**** Reading text ****
Then use one of the buttons:
Prepare Folders: scans the configured folders and renames NZB files into the NZBarr filename pattern.Prepare + Import: prepares the filenames and then imports the prepared NZBs into the NZBarr library.
For best results, also configure a TMDB API key in Settings > API Keys. Without a TMDB key, Smart Preparation can still parse filenames, but matching and metadata are more limited.
After Prepare + Import, successfully imported files are moved into a .nzbarr-imported folder inside the preparation folder. Duplicate imports are moved into duplicates. Movie files that need an IMDb ID can be moved into needs-imdb.
Drag and drop import is available, but it should be used carefully.
Use drag and drop only when the NZB filenames are already prepared and follow the NZBarr filename pattern. If the filename is messy, incomplete, or missing important identifiers, use Smart Preparation first.
In short:
- Use
Smart Preparationfor normal importing. - Use
Prepare + Importwhen you want the safest one-step workflow. - Use drag and drop only for files that already have clean names.
NZBarr works best when filenames contain the title, year, technical metadata, and IMDb/TMDB IDs.
**** The data ****
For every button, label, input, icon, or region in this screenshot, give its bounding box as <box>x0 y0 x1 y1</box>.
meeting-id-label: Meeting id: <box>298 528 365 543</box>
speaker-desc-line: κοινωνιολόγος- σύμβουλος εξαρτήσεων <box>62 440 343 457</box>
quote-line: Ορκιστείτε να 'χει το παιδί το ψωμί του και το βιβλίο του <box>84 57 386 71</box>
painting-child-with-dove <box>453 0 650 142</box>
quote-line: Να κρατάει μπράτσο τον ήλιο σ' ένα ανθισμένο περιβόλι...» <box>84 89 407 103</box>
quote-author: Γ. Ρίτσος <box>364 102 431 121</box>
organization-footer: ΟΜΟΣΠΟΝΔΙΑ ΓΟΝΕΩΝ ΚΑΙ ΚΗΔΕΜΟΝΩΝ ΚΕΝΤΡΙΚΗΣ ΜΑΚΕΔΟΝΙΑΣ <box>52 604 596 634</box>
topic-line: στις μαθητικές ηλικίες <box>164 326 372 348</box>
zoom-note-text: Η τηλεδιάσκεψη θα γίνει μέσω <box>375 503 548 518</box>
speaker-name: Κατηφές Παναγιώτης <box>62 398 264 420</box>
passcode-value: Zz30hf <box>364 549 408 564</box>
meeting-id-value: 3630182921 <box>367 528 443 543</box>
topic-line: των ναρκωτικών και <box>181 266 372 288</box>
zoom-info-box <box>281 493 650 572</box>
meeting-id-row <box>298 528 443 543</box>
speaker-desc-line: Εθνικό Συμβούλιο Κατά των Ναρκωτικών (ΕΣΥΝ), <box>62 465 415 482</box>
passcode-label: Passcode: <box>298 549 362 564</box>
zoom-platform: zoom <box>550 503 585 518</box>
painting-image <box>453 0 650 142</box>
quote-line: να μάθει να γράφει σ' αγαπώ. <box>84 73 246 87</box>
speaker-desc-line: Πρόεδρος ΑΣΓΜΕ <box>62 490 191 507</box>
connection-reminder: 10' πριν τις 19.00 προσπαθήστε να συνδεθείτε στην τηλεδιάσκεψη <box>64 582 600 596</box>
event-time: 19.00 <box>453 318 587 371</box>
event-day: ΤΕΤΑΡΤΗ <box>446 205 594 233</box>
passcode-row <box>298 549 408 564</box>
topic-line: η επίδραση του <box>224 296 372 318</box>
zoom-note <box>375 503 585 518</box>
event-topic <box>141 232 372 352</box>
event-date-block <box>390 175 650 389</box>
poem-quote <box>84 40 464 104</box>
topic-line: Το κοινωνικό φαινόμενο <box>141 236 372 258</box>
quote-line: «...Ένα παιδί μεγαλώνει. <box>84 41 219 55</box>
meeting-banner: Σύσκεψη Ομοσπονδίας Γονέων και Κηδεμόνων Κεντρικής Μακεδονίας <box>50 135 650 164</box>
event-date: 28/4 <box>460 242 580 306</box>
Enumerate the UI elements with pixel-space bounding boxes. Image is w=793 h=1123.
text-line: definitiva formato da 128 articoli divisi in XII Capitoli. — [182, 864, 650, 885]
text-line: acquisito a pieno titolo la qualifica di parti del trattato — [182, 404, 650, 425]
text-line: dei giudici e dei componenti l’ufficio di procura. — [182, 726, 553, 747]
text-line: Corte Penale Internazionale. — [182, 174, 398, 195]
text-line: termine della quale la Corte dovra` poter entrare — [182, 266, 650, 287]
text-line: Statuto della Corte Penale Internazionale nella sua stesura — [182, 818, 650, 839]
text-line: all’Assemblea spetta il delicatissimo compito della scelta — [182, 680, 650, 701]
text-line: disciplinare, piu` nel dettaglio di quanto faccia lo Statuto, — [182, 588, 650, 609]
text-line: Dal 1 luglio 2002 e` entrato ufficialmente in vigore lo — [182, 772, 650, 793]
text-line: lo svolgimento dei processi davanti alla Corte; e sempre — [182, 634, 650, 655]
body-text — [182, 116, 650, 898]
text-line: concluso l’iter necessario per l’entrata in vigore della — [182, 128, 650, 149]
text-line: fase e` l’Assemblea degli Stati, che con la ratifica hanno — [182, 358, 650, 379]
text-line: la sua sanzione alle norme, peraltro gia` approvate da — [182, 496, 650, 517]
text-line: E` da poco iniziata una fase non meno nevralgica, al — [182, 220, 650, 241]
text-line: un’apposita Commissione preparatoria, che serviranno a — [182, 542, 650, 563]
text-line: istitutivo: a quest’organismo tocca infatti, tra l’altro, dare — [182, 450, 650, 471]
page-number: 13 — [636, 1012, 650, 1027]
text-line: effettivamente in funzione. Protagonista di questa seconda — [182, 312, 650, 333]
****
- Set of tasks:
• A. According to the NZBarr import guide, where do successfully imported files go after Prepare + Import?
• B. Reproduce everything in the NZBarr import guide from "Then use one" down to "moved into needs-imdb.".

- Set of answers:
• A. They are moved into a .nzbarr-imported folder inside the preparation folder.

• B.
Then use one of the buttons:
Prepare Folders: scans the configured folders and renames NZB files into the NZBarr filename pattern.Prepare + Import: prepares the filenames and then imports the prepared NZBs into the NZBarr library.
For best results, also configure a TMDB API key in Settings > API Keys. Without a TMDB key, Smart Preparation can still parse filenames, but matching and metadata are more limited.
After Prepare + Import, successfully imported files are moved into a .nzbarr-imported folder inside the preparation folder. Duplicate imports are moved into duplicates. Movie files that need an IMDb ID can be moved into needs-imdb.